Information provided start

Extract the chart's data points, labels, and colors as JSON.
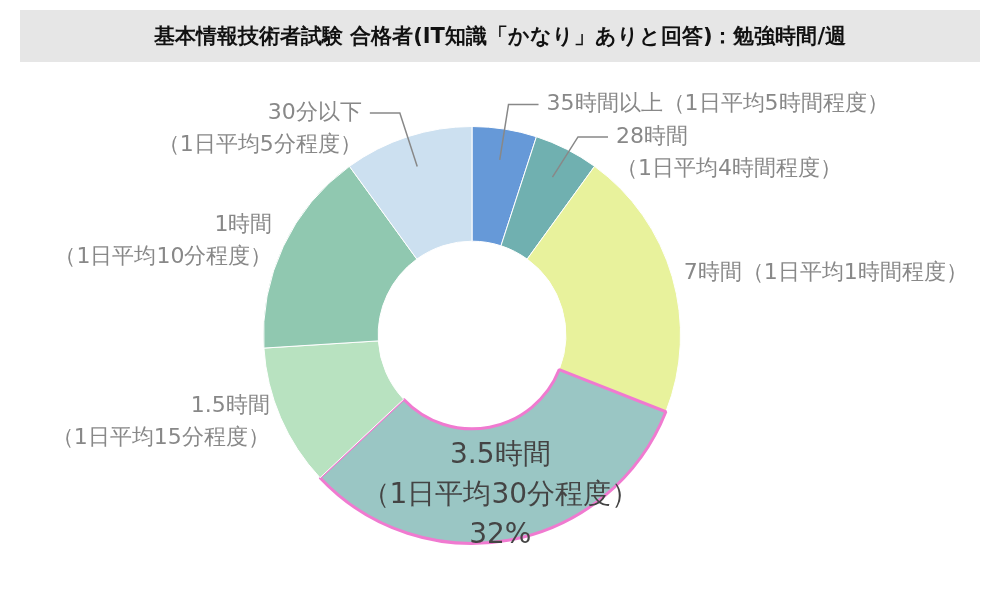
{
  "chart_data": {
    "type": "donut",
    "title": "基本情報技術者試験 合格者(IT知識「かなり」ありと回答)：勉強時間/週",
    "categories": [
      "35時間以上（1日平均5時間程度）",
      "28時間（1日平均4時間程度）",
      "7時間（1日平均1時間程度）",
      "3.5時間（1日平均30分程度）",
      "1.5時間（1日平均15分程度）",
      "1時間（1日平均10分程度）",
      "30分以下（1日平均5分程度）"
    ],
    "values": [
      5,
      5,
      21,
      32,
      11,
      16,
      10
    ],
    "colors": [
      "#6699d8",
      "#70b0b0",
      "#e8f29c",
      "#9ac6c4",
      "#b8e2c0",
      "#90c8b0",
      "#cce0f0"
    ],
    "value_labels": [
      null,
      null,
      null,
      "32%",
      null,
      null,
      null
    ],
    "legend": false
  }
}
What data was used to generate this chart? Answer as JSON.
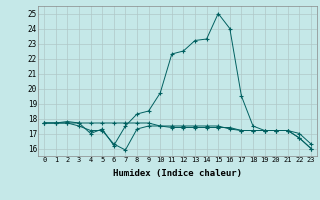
{
  "xlabel": "Humidex (Indice chaleur)",
  "background_color": "#c5e8e8",
  "grid_color": "#b0c8c8",
  "line_color": "#006060",
  "xlim": [
    -0.5,
    23.5
  ],
  "ylim": [
    15.5,
    25.5
  ],
  "xticks": [
    0,
    1,
    2,
    3,
    4,
    5,
    6,
    7,
    8,
    9,
    10,
    11,
    12,
    13,
    14,
    15,
    16,
    17,
    18,
    19,
    20,
    21,
    22,
    23
  ],
  "yticks": [
    16,
    17,
    18,
    19,
    20,
    21,
    22,
    23,
    24,
    25
  ],
  "line1": [
    17.7,
    17.7,
    17.7,
    17.5,
    17.2,
    17.2,
    16.3,
    15.9,
    17.3,
    17.5,
    17.5,
    17.5,
    17.5,
    17.5,
    17.5,
    17.5,
    17.3,
    17.2,
    17.2,
    17.2,
    17.2,
    17.2,
    16.7,
    16.0
  ],
  "line2": [
    17.7,
    17.7,
    17.8,
    17.7,
    17.0,
    17.3,
    16.2,
    17.5,
    18.3,
    18.5,
    19.7,
    22.3,
    22.5,
    23.2,
    23.3,
    25.0,
    24.0,
    19.5,
    17.5,
    17.2,
    17.2,
    17.2,
    16.7,
    16.0
  ],
  "line3": [
    17.7,
    17.7,
    17.7,
    17.7,
    17.7,
    17.7,
    17.7,
    17.7,
    17.7,
    17.7,
    17.5,
    17.4,
    17.4,
    17.4,
    17.4,
    17.4,
    17.4,
    17.2,
    17.2,
    17.2,
    17.2,
    17.2,
    17.0,
    16.3
  ]
}
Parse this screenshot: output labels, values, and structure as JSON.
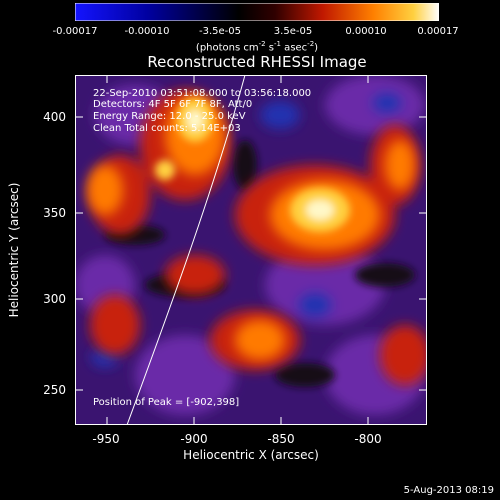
{
  "colorbar": {
    "ticks": [
      "-0.00017",
      "-0.00010",
      "-3.5e-05",
      "3.5e-05",
      "0.00010",
      "0.00017"
    ],
    "units_main": "(photons cm",
    "units_sup1": "-2",
    "units_mid": " s",
    "units_sup2": "-1",
    "units_mid2": " asec",
    "units_sup3": "-2",
    "units_end": ")",
    "colors": [
      "#1010ff",
      "#0000c0",
      "#000000",
      "#c02000",
      "#ff8000",
      "#ffffc0"
    ]
  },
  "title": "Reconstructed RHESSI Image",
  "info": {
    "time": "22-Sep-2010 03:51:08.000 to 03:56:18.000",
    "detectors": "Detectors: 4F 5F 6F 7F 8F, Att/0",
    "energy": "Energy Range: 12.0 - 25.0 keV",
    "method": "Clean     Total counts: 5.14E+03",
    "peak": "Position of Peak = [-902,398]"
  },
  "axes": {
    "xlabel": "Heliocentric X (arcsec)",
    "ylabel": "Heliocentric Y (arcsec)",
    "xticks": [
      "-950",
      "-900",
      "-850",
      "-800"
    ],
    "yticks": [
      "400",
      "350",
      "300",
      "250"
    ]
  },
  "stamp": "5-Aug-2013 08:19",
  "image_colors": {
    "bg": "#3a1470",
    "violet": "#6a2aa8",
    "dark": "#1a0a20",
    "blue": "#2030b0",
    "red": "#d02010",
    "orange": "#ff7a00",
    "yellow": "#ffd040",
    "white": "#fff8c8"
  }
}
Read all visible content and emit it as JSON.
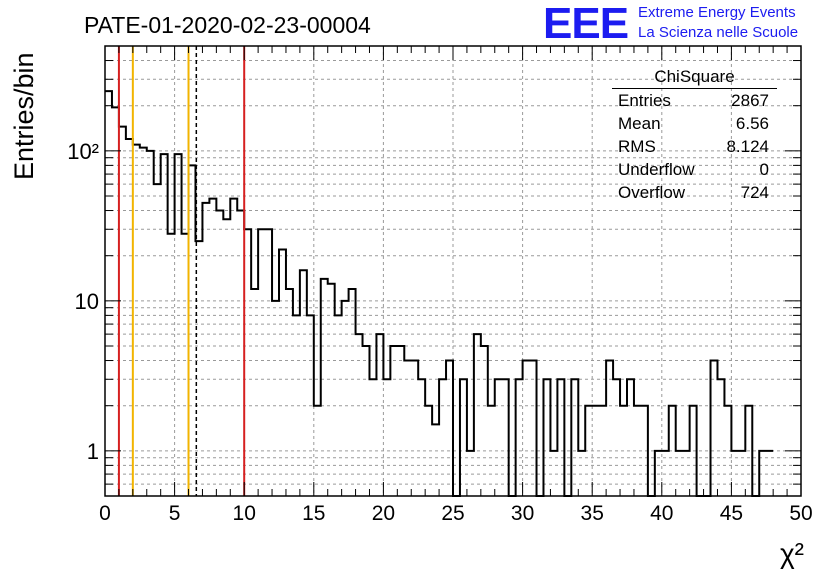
{
  "header": {
    "run_title": "PATE-01-2020-02-23-00004",
    "logo_text": "EEE",
    "logo_line1": "Extreme Energy Events",
    "logo_line2": "La Scienza nelle Scuole",
    "brand_color": "#1c1cf0"
  },
  "stats_box": {
    "title": "ChiSquare",
    "rows": [
      {
        "label": "Entries",
        "value": "2867"
      },
      {
        "label": "Mean",
        "value": "6.56"
      },
      {
        "label": "RMS",
        "value": "8.124"
      },
      {
        "label": "Underflow",
        "value": "0"
      },
      {
        "label": "Overflow",
        "value": "724"
      }
    ]
  },
  "chart_data": {
    "type": "histogram",
    "xlabel": "χ²",
    "ylabel": "Entries/bin",
    "xlim": [
      0,
      50
    ],
    "ylim": [
      0.5,
      500
    ],
    "y_scale": "log",
    "grid": true,
    "bin_width": 0.5,
    "x_ticks": [
      0,
      5,
      10,
      15,
      20,
      25,
      30,
      35,
      40,
      45,
      50
    ],
    "x_tick_labels": [
      "0",
      "5",
      "10",
      "15",
      "20",
      "25",
      "30",
      "35",
      "40",
      "45",
      "50"
    ],
    "y_tick_labels": [
      {
        "value": 1,
        "label": "1"
      },
      {
        "value": 10,
        "label": "10"
      },
      {
        "value": 100,
        "label": "10²"
      }
    ],
    "bin_values": [
      250,
      195,
      145,
      120,
      110,
      105,
      100,
      60,
      95,
      28,
      95,
      28,
      80,
      25,
      45,
      48,
      40,
      35,
      48,
      40,
      30,
      12,
      30,
      30,
      10,
      22,
      12,
      8,
      16,
      8,
      2,
      14,
      13,
      8,
      10,
      12,
      6,
      5,
      3,
      6,
      3,
      5,
      5,
      4,
      4,
      3,
      2,
      1.5,
      3,
      4,
      0,
      3,
      1,
      6,
      5,
      2,
      3,
      3,
      0.5,
      3,
      4,
      4,
      0.5,
      3,
      1,
      3,
      0.5,
      3,
      1,
      2,
      2,
      2,
      4,
      3,
      2,
      3,
      2,
      2,
      0.5,
      1,
      1,
      2,
      1,
      1,
      2,
      0,
      0,
      4,
      3,
      2,
      1,
      1,
      2,
      0,
      1,
      1
    ],
    "reference_lines": [
      {
        "x": 1,
        "color": "#d62020",
        "style": "solid"
      },
      {
        "x": 2,
        "color": "#f2b400",
        "style": "solid"
      },
      {
        "x": 6,
        "color": "#f2b400",
        "style": "solid"
      },
      {
        "x": 6.56,
        "color": "#000000",
        "style": "dashed"
      },
      {
        "x": 10,
        "color": "#d62020",
        "style": "solid"
      }
    ]
  }
}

Information provided end

All of the records above must be copied exactly, except for the pictures.

Final answer —
Extract the chart's data points, labels, and colors as JSON.
{
  "chart_data": {
    "type": "donut",
    "title": "基本情報技術者試験 合格者(IT知識「かなり」ありと回答)：勉強時間/週",
    "categories": [
      "35時間以上（1日平均5時間程度）",
      "28時間（1日平均4時間程度）",
      "7時間（1日平均1時間程度）",
      "3.5時間（1日平均30分程度）",
      "1.5時間（1日平均15分程度）",
      "1時間（1日平均10分程度）",
      "30分以下（1日平均5分程度）"
    ],
    "values": [
      5,
      5,
      21,
      32,
      11,
      16,
      10
    ],
    "colors": [
      "#6699d8",
      "#70b0b0",
      "#e8f29c",
      "#9ac6c4",
      "#b8e2c0",
      "#90c8b0",
      "#cce0f0"
    ],
    "value_labels": [
      null,
      null,
      null,
      "32%",
      null,
      null,
      null
    ],
    "legend": false
  }
}
What data was used to generate this chart? Answer as JSON.
{
  "xlabel": "Humidex (Indice chaleur)",
  "background_color": "#c5e8e8",
  "grid_color": "#b0c8c8",
  "line_color": "#006060",
  "xlim": [
    -0.5,
    23.5
  ],
  "ylim": [
    15.5,
    25.5
  ],
  "xticks": [
    0,
    1,
    2,
    3,
    4,
    5,
    6,
    7,
    8,
    9,
    10,
    11,
    12,
    13,
    14,
    15,
    16,
    17,
    18,
    19,
    20,
    21,
    22,
    23
  ],
  "yticks": [
    16,
    17,
    18,
    19,
    20,
    21,
    22,
    23,
    24,
    25
  ],
  "line1": [
    17.7,
    17.7,
    17.7,
    17.5,
    17.2,
    17.2,
    16.3,
    15.9,
    17.3,
    17.5,
    17.5,
    17.5,
    17.5,
    17.5,
    17.5,
    17.5,
    17.3,
    17.2,
    17.2,
    17.2,
    17.2,
    17.2,
    16.7,
    16.0
  ],
  "line2": [
    17.7,
    17.7,
    17.8,
    17.7,
    17.0,
    17.3,
    16.2,
    17.5,
    18.3,
    18.5,
    19.7,
    22.3,
    22.5,
    23.2,
    23.3,
    25.0,
    24.0,
    19.5,
    17.5,
    17.2,
    17.2,
    17.2,
    16.7,
    16.0
  ],
  "line3": [
    17.7,
    17.7,
    17.7,
    17.7,
    17.7,
    17.7,
    17.7,
    17.7,
    17.7,
    17.7,
    17.5,
    17.4,
    17.4,
    17.4,
    17.4,
    17.4,
    17.4,
    17.2,
    17.2,
    17.2,
    17.2,
    17.2,
    17.0,
    16.3
  ]
}
Parse this screenshot: output labels, values, and structure as JSON.
{
  "colorbar": {
    "ticks": [
      "-0.00017",
      "-0.00010",
      "-3.5e-05",
      "3.5e-05",
      "0.00010",
      "0.00017"
    ],
    "units_main": "(photons cm",
    "units_sup1": "-2",
    "units_mid": " s",
    "units_sup2": "-1",
    "units_mid2": " asec",
    "units_sup3": "-2",
    "units_end": ")",
    "colors": [
      "#1010ff",
      "#0000c0",
      "#000000",
      "#c02000",
      "#ff8000",
      "#ffffc0"
    ]
  },
  "title": "Reconstructed RHESSI Image",
  "info": {
    "time": "22-Sep-2010 03:51:08.000 to 03:56:18.000",
    "detectors": "Detectors: 4F 5F 6F 7F 8F, Att/0",
    "energy": "Energy Range: 12.0 - 25.0 keV",
    "method": "Clean     Total counts: 5.14E+03",
    "peak": "Position of Peak = [-902,398]"
  },
  "axes": {
    "xlabel": "Heliocentric X (arcsec)",
    "ylabel": "Heliocentric Y (arcsec)",
    "xticks": [
      "-950",
      "-900",
      "-850",
      "-800"
    ],
    "yticks": [
      "400",
      "350",
      "300",
      "250"
    ]
  },
  "stamp": "5-Aug-2013 08:19",
  "image_colors": {
    "bg": "#3a1470",
    "violet": "#6a2aa8",
    "dark": "#1a0a20",
    "blue": "#2030b0",
    "red": "#d02010",
    "orange": "#ff7a00",
    "yellow": "#ffd040",
    "white": "#fff8c8"
  }
}
Read all visible content and emit it as JSON.
{
  "header": {
    "run_title": "PATE-01-2020-02-23-00004",
    "logo_text": "EEE",
    "logo_line1": "Extreme Energy Events",
    "logo_line2": "La Scienza nelle Scuole",
    "brand_color": "#1c1cf0"
  },
  "stats_box": {
    "title": "ChiSquare",
    "rows": [
      {
        "label": "Entries",
        "value": "2867"
      },
      {
        "label": "Mean",
        "value": "6.56"
      },
      {
        "label": "RMS",
        "value": "8.124"
      },
      {
        "label": "Underflow",
        "value": "0"
      },
      {
        "label": "Overflow",
        "value": "724"
      }
    ]
  },
  "chart_data": {
    "type": "histogram",
    "xlabel": "χ²",
    "ylabel": "Entries/bin",
    "xlim": [
      0,
      50
    ],
    "ylim": [
      0.5,
      500
    ],
    "y_scale": "log",
    "grid": true,
    "bin_width": 0.5,
    "x_ticks": [
      0,
      5,
      10,
      15,
      20,
      25,
      30,
      35,
      40,
      45,
      50
    ],
    "x_tick_labels": [
      "0",
      "5",
      "10",
      "15",
      "20",
      "25",
      "30",
      "35",
      "40",
      "45",
      "50"
    ],
    "y_tick_labels": [
      {
        "value": 1,
        "label": "1"
      },
      {
        "value": 10,
        "label": "10"
      },
      {
        "value": 100,
        "label": "10²"
      }
    ],
    "bin_values": [
      250,
      195,
      145,
      120,
      110,
      105,
      100,
      60,
      95,
      28,
      95,
      28,
      80,
      25,
      45,
      48,
      40,
      35,
      48,
      40,
      30,
      12,
      30,
      30,
      10,
      22,
      12,
      8,
      16,
      8,
      2,
      14,
      13,
      8,
      10,
      12,
      6,
      5,
      3,
      6,
      3,
      5,
      5,
      4,
      4,
      3,
      2,
      1.5,
      3,
      4,
      0,
      3,
      1,
      6,
      5,
      2,
      3,
      3,
      0.5,
      3,
      4,
      4,
      0.5,
      3,
      1,
      3,
      0.5,
      3,
      1,
      2,
      2,
      2,
      4,
      3,
      2,
      3,
      2,
      2,
      0.5,
      1,
      1,
      2,
      1,
      1,
      2,
      0,
      0,
      4,
      3,
      2,
      1,
      1,
      2,
      0,
      1,
      1
    ],
    "reference_lines": [
      {
        "x": 1,
        "color": "#d62020",
        "style": "solid"
      },
      {
        "x": 2,
        "color": "#f2b400",
        "style": "solid"
      },
      {
        "x": 6,
        "color": "#f2b400",
        "style": "solid"
      },
      {
        "x": 6.56,
        "color": "#000000",
        "style": "dashed"
      },
      {
        "x": 10,
        "color": "#d62020",
        "style": "solid"
      }
    ]
  }
}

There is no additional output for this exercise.